• _Problem details_
Check the listing below for lines with the word "taxe" and say how many there are, with nothing but the number.

Entries taken from a collection
-- START --

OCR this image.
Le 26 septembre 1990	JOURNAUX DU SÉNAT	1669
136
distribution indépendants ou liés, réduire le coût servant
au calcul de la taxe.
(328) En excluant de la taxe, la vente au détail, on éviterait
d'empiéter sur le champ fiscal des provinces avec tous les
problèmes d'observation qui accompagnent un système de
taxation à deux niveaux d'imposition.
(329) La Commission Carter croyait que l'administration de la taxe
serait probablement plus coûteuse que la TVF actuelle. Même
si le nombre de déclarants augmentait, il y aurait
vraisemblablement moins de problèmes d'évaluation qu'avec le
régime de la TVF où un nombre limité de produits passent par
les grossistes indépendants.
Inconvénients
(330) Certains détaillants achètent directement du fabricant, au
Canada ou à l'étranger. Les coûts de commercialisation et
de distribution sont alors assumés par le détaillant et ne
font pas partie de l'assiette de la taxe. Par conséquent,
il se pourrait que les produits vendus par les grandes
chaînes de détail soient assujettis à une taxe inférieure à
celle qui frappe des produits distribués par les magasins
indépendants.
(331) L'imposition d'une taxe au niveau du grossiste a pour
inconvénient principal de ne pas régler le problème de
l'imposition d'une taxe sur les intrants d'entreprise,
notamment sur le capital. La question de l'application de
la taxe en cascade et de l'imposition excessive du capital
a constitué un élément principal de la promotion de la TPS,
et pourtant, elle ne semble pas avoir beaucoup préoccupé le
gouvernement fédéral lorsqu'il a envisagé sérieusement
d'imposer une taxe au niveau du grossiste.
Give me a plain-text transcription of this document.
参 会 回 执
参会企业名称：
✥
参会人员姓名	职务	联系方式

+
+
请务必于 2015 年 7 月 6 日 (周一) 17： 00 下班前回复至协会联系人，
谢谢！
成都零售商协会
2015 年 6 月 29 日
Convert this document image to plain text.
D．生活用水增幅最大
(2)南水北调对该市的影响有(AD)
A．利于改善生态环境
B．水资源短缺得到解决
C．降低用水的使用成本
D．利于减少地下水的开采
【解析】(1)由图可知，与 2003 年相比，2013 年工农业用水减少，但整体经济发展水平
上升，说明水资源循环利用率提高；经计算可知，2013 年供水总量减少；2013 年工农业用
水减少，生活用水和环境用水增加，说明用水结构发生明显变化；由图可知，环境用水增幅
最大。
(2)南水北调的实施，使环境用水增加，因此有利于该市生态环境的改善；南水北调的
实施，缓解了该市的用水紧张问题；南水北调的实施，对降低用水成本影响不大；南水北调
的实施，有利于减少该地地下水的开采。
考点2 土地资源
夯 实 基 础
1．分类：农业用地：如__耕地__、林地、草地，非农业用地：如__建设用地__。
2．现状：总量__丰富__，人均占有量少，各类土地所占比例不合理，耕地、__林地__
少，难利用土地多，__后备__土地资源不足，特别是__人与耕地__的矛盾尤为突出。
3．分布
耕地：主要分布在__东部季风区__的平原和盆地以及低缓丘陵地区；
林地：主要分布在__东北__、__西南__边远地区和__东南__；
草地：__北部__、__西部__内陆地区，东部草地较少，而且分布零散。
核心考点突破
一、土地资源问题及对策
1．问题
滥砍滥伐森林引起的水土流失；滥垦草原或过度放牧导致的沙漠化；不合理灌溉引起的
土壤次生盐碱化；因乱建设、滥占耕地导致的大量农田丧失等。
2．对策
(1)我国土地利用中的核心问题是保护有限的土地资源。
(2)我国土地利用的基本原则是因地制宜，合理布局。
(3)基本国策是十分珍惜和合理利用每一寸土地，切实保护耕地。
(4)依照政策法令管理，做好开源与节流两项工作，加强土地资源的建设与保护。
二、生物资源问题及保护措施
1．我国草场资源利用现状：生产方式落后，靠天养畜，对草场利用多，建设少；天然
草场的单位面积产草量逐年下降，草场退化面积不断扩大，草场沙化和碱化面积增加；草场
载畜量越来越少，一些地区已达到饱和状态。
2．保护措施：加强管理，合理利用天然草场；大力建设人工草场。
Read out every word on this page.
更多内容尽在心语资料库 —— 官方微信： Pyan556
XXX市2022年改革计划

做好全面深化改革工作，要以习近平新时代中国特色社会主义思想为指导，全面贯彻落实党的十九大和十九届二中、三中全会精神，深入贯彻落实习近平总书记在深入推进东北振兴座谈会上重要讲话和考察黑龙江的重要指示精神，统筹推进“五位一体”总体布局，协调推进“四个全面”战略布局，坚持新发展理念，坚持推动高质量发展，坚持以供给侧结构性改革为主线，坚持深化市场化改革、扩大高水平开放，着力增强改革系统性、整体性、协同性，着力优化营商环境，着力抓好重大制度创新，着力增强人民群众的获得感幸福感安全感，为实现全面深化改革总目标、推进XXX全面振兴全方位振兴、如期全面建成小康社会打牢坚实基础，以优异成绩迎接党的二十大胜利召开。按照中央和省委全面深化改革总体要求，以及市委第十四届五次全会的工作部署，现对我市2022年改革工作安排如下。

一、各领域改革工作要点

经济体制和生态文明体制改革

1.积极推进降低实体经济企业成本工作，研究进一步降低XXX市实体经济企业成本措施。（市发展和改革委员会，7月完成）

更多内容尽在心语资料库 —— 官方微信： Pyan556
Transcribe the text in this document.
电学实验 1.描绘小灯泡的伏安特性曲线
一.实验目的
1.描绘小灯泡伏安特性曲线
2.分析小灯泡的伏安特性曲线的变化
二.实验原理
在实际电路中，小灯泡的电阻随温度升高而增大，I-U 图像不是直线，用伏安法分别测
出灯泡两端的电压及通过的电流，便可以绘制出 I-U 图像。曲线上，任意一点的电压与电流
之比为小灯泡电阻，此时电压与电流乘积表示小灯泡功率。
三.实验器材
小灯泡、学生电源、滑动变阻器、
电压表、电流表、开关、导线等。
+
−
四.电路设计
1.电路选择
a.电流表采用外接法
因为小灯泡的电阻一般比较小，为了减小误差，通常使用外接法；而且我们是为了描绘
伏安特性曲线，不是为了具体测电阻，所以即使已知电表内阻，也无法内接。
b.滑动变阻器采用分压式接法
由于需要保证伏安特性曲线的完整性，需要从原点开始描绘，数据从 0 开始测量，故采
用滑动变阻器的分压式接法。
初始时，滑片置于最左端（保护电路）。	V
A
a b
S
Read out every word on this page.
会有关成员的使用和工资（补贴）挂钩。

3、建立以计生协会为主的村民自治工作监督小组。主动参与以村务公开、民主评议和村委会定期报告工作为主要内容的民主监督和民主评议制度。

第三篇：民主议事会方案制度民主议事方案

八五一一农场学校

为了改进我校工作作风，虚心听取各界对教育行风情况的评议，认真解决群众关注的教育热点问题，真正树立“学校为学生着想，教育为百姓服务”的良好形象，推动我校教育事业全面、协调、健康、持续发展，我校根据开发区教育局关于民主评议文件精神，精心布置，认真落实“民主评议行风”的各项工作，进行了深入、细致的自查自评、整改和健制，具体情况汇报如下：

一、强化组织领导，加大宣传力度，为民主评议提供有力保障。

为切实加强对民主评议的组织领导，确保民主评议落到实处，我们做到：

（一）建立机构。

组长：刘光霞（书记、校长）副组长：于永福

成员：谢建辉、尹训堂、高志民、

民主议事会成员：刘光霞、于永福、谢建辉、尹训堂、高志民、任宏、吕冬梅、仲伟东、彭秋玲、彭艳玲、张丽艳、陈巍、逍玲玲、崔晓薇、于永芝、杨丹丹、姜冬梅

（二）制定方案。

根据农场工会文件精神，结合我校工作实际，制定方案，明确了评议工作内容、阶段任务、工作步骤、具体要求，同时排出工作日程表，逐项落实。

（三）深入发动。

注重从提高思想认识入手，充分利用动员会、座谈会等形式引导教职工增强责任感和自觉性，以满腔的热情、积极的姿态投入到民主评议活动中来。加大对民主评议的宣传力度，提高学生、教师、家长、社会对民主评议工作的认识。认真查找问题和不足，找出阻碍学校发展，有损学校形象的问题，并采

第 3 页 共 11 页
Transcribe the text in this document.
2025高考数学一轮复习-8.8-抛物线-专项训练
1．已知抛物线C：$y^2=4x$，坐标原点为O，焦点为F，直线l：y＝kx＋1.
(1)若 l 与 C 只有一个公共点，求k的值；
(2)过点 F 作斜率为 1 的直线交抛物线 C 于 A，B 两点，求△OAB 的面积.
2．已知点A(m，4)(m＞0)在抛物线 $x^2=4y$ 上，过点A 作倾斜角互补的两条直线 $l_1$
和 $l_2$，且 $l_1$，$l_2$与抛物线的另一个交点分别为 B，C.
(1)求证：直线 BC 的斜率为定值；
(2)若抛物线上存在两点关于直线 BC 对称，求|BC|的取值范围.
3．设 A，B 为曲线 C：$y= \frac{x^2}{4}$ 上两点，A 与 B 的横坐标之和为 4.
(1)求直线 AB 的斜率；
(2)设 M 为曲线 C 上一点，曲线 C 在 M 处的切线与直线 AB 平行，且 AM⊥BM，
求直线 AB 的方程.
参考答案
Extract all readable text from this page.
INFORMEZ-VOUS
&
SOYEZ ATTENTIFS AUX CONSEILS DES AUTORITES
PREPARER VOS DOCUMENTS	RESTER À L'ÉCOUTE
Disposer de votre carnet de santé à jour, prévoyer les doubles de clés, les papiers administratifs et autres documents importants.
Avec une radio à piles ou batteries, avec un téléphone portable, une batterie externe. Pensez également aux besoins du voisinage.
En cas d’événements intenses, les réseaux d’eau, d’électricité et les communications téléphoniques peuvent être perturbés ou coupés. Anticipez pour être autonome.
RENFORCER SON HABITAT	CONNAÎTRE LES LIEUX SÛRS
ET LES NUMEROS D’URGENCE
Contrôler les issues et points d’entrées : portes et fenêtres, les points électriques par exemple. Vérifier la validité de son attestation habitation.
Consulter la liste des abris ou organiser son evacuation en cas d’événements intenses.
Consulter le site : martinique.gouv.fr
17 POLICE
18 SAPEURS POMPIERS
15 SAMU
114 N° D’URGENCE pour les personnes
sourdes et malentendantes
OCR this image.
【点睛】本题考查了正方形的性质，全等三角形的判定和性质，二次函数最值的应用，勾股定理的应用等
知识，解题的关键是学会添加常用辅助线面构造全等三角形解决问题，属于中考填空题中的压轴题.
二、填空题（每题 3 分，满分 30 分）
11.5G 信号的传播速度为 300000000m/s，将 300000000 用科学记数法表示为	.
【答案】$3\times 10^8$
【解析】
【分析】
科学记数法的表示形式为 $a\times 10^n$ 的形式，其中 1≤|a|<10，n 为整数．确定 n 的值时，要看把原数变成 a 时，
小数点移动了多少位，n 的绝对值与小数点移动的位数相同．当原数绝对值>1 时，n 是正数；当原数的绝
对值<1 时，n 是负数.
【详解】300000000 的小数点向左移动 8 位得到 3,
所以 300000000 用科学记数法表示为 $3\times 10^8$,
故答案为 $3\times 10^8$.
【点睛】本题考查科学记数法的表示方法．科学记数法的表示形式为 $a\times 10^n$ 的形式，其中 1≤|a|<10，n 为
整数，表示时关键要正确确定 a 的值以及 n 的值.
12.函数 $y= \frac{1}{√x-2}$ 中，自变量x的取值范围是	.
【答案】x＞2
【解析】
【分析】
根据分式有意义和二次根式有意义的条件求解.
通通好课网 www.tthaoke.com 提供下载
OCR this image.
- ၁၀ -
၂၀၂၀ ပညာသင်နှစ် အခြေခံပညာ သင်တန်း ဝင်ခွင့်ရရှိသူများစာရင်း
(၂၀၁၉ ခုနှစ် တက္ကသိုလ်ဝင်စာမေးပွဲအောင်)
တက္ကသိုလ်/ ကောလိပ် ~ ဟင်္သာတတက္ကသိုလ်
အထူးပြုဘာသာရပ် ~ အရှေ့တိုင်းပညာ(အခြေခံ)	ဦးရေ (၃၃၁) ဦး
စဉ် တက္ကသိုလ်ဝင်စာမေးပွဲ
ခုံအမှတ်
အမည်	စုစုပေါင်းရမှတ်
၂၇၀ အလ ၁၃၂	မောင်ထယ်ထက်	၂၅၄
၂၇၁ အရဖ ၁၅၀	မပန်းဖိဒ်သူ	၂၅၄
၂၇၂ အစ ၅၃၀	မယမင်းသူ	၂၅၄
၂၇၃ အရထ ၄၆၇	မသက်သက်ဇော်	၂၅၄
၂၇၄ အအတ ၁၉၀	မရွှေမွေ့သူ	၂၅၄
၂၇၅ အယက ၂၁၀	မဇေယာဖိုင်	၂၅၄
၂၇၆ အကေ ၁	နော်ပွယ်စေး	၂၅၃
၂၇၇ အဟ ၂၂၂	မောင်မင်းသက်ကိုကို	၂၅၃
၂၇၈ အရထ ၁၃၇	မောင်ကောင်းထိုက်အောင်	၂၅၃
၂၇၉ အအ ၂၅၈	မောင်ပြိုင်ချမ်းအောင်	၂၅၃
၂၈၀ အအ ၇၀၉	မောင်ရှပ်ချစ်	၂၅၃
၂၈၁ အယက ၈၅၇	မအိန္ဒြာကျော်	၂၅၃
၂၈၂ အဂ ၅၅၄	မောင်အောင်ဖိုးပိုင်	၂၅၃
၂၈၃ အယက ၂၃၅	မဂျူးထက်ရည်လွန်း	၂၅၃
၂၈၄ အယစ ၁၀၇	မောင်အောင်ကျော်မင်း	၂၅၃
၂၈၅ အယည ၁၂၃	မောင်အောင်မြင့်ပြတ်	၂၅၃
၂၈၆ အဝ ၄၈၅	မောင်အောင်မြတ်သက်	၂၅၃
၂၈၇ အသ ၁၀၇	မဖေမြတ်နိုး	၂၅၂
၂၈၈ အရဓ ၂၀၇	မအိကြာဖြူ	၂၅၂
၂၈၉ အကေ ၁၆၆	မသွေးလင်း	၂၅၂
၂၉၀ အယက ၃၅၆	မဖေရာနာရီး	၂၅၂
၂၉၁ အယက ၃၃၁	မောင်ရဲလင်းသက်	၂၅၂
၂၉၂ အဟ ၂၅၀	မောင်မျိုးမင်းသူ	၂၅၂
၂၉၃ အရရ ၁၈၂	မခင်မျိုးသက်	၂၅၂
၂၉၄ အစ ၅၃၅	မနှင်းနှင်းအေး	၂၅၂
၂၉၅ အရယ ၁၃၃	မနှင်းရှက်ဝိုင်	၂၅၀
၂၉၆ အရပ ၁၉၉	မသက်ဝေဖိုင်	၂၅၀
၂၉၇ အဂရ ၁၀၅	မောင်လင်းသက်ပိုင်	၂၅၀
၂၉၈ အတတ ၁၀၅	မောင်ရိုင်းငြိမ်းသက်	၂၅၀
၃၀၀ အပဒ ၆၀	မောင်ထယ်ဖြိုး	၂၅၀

-- END --

• _Response to the task_
9